What follows are records. Restate all of them word for word.
--- Begin Dataset ---
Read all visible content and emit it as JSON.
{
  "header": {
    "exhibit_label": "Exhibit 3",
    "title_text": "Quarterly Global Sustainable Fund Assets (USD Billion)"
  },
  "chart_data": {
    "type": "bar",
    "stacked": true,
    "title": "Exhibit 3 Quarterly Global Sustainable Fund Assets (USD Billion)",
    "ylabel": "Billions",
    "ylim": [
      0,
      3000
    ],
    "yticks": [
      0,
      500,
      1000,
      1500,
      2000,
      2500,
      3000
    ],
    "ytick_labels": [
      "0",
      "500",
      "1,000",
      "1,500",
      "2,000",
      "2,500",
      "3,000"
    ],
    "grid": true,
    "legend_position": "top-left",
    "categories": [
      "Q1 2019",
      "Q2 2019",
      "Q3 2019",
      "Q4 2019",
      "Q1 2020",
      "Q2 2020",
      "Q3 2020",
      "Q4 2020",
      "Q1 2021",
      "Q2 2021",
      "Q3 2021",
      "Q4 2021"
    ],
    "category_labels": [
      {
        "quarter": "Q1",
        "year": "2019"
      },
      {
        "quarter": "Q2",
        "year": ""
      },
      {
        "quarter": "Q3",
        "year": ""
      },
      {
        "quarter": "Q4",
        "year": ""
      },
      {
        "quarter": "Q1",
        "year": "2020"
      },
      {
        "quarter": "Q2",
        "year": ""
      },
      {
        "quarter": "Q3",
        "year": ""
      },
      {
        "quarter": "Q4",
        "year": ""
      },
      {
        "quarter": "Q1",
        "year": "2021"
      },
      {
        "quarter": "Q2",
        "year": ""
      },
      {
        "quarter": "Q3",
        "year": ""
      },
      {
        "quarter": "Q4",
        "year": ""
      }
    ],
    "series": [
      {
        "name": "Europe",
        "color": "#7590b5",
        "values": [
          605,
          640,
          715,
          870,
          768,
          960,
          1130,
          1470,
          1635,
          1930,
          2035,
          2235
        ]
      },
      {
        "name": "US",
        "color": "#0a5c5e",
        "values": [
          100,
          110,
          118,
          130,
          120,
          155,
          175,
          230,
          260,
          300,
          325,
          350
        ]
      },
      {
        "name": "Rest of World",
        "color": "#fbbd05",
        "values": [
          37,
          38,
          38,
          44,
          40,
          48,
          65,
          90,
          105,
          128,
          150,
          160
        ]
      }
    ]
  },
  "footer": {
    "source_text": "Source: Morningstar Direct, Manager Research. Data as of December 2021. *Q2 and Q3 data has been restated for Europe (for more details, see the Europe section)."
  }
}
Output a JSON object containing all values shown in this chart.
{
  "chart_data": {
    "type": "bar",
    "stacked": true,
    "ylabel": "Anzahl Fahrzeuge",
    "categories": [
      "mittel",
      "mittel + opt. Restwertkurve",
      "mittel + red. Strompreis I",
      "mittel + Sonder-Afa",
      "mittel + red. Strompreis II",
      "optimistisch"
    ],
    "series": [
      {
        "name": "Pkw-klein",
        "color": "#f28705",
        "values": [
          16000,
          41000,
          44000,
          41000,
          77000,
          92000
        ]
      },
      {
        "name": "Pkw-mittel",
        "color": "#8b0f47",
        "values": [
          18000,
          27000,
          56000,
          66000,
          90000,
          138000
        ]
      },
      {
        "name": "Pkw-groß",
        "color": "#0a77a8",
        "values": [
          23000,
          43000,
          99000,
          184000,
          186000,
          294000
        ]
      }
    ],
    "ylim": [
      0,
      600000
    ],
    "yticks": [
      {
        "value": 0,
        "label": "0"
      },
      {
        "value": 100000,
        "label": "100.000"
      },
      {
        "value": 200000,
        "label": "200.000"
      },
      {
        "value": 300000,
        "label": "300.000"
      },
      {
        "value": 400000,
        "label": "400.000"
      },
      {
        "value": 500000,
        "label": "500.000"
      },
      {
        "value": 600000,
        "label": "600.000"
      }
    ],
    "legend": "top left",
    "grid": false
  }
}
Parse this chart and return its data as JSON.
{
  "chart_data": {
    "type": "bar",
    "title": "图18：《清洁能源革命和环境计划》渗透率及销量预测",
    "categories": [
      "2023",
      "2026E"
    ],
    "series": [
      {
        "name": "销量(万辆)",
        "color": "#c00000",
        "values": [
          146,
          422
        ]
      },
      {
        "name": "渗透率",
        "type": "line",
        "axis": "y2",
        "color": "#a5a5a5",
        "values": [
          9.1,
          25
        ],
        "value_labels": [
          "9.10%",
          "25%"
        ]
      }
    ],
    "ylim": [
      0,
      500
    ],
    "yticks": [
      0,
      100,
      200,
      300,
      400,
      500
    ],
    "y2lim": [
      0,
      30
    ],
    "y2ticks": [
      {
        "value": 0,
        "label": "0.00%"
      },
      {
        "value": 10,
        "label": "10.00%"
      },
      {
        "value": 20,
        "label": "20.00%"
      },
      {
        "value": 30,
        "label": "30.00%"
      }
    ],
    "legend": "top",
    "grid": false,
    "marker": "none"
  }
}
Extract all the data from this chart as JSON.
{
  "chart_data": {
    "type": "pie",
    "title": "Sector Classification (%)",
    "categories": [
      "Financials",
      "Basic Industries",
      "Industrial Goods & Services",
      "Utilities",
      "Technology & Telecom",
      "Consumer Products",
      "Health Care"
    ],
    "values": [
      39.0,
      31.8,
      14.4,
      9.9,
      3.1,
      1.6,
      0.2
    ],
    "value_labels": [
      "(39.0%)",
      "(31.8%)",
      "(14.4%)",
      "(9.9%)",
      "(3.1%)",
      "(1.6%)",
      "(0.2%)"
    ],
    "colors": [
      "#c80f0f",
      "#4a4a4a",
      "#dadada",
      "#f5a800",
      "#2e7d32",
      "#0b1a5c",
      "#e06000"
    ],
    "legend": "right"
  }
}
--- End Dataset ---
Answer in full:
Read all visible content and emit it as JSON.
{
  "header": {
    "exhibit_label": "Exhibit 3",
    "title_text": "Quarterly Global Sustainable Fund Assets (USD Billion)"
  },
  "chart_data": {
    "type": "bar",
    "stacked": true,
    "title": "Exhibit 3 Quarterly Global Sustainable Fund Assets (USD Billion)",
    "ylabel": "Billions",
    "ylim": [
      0,
      3000
    ],
    "yticks": [
      0,
      500,
      1000,
      1500,
      2000,
      2500,
      3000
    ],
    "ytick_labels": [
      "0",
      "500",
      "1,000",
      "1,500",
      "2,000",
      "2,500",
      "3,000"
    ],
    "grid": true,
    "legend_position": "top-left",
    "categories": [
      "Q1 2019",
      "Q2 2019",
      "Q3 2019",
      "Q4 2019",
      "Q1 2020",
      "Q2 2020",
      "Q3 2020",
      "Q4 2020",
      "Q1 2021",
      "Q2 2021",
      "Q3 2021",
      "Q4 2021"
    ],
    "category_labels": [
      {
        "quarter": "Q1",
        "year": "2019"
      },
      {
        "quarter": "Q2",
        "year": ""
      },
      {
        "quarter": "Q3",
        "year": ""
      },
      {
        "quarter": "Q4",
        "year": ""
      },
      {
        "quarter": "Q1",
        "year": "2020"
      },
      {
        "quarter": "Q2",
        "year": ""
      },
      {
        "quarter": "Q3",
        "year": ""
      },
      {
        "quarter": "Q4",
        "year": ""
      },
      {
        "quarter": "Q1",
        "year": "2021"
      },
      {
        "quarter": "Q2",
        "year": ""
      },
      {
        "quarter": "Q3",
        "year": ""
      },
      {
        "quarter": "Q4",
        "year": ""
      }
    ],
    "series": [
      {
        "name": "Europe",
        "color": "#7590b5",
        "values": [
          605,
          640,
          715,
          870,
          768,
          960,
          1130,
          1470,
          1635,
          1930,
          2035,
          2235
        ]
      },
      {
        "name": "US",
        "color": "#0a5c5e",
        "values": [
          100,
          110,
          118,
          130,
          120,
          155,
          175,
          230,
          260,
          300,
          325,
          350
        ]
      },
      {
        "name": "Rest of World",
        "color": "#fbbd05",
        "values": [
          37,
          38,
          38,
          44,
          40,
          48,
          65,
          90,
          105,
          128,
          150,
          160
        ]
      }
    ]
  },
  "footer": {
    "source_text": "Source: Morningstar Direct, Manager Research. Data as of December 2021. *Q2 and Q3 data has been restated for Europe (for more details, see the Europe section)."
  }
}
Output a JSON object containing all values shown in this chart.
{
  "chart_data": {
    "type": "bar",
    "stacked": true,
    "ylabel": "Anzahl Fahrzeuge",
    "categories": [
      "mittel",
      "mittel + opt. Restwertkurve",
      "mittel + red. Strompreis I",
      "mittel + Sonder-Afa",
      "mittel + red. Strompreis II",
      "optimistisch"
    ],
    "series": [
      {
        "name": "Pkw-klein",
        "color": "#f28705",
        "values": [
          16000,
          41000,
          44000,
          41000,
          77000,
          92000
        ]
      },
      {
        "name": "Pkw-mittel",
        "color": "#8b0f47",
        "values": [
          18000,
          27000,
          56000,
          66000,
          90000,
          138000
        ]
      },
      {
        "name": "Pkw-groß",
        "color": "#0a77a8",
        "values": [
          23000,
          43000,
          99000,
          184000,
          186000,
          294000
        ]
      }
    ],
    "ylim": [
      0,
      600000
    ],
    "yticks": [
      {
        "value": 0,
        "label": "0"
      },
      {
        "value": 100000,
        "label": "100.000"
      },
      {
        "value": 200000,
        "label": "200.000"
      },
      {
        "value": 300000,
        "label": "300.000"
      },
      {
        "value": 400000,
        "label": "400.000"
      },
      {
        "value": 500000,
        "label": "500.000"
      },
      {
        "value": 600000,
        "label": "600.000"
      }
    ],
    "legend": "top left",
    "grid": false
  }
}
Parse this chart and return its data as JSON.
{
  "chart_data": {
    "type": "bar",
    "title": "图18：《清洁能源革命和环境计划》渗透率及销量预测",
    "categories": [
      "2023",
      "2026E"
    ],
    "series": [
      {
        "name": "销量(万辆)",
        "color": "#c00000",
        "values": [
          146,
          422
        ]
      },
      {
        "name": "渗透率",
        "type": "line",
        "axis": "y2",
        "color": "#a5a5a5",
        "values": [
          9.1,
          25
        ],
        "value_labels": [
          "9.10%",
          "25%"
        ]
      }
    ],
    "ylim": [
      0,
      500
    ],
    "yticks": [
      0,
      100,
      200,
      300,
      400,
      500
    ],
    "y2lim": [
      0,
      30
    ],
    "y2ticks": [
      {
        "value": 0,
        "label": "0.00%"
      },
      {
        "value": 10,
        "label": "10.00%"
      },
      {
        "value": 20,
        "label": "20.00%"
      },
      {
        "value": 30,
        "label": "30.00%"
      }
    ],
    "legend": "top",
    "grid": false,
    "marker": "none"
  }
}
Extract all the data from this chart as JSON.
{
  "chart_data": {
    "type": "pie",
    "title": "Sector Classification (%)",
    "categories": [
      "Financials",
      "Basic Industries",
      "Industrial Goods & Services",
      "Utilities",
      "Technology & Telecom",
      "Consumer Products",
      "Health Care"
    ],
    "values": [
      39.0,
      31.8,
      14.4,
      9.9,
      3.1,
      1.6,
      0.2
    ],
    "value_labels": [
      "(39.0%)",
      "(31.8%)",
      "(14.4%)",
      "(9.9%)",
      "(3.1%)",
      "(1.6%)",
      "(0.2%)"
    ],
    "colors": [
      "#c80f0f",
      "#4a4a4a",
      "#dadada",
      "#f5a800",
      "#2e7d32",
      "#0b1a5c",
      "#e06000"
    ],
    "legend": "right"
  }
}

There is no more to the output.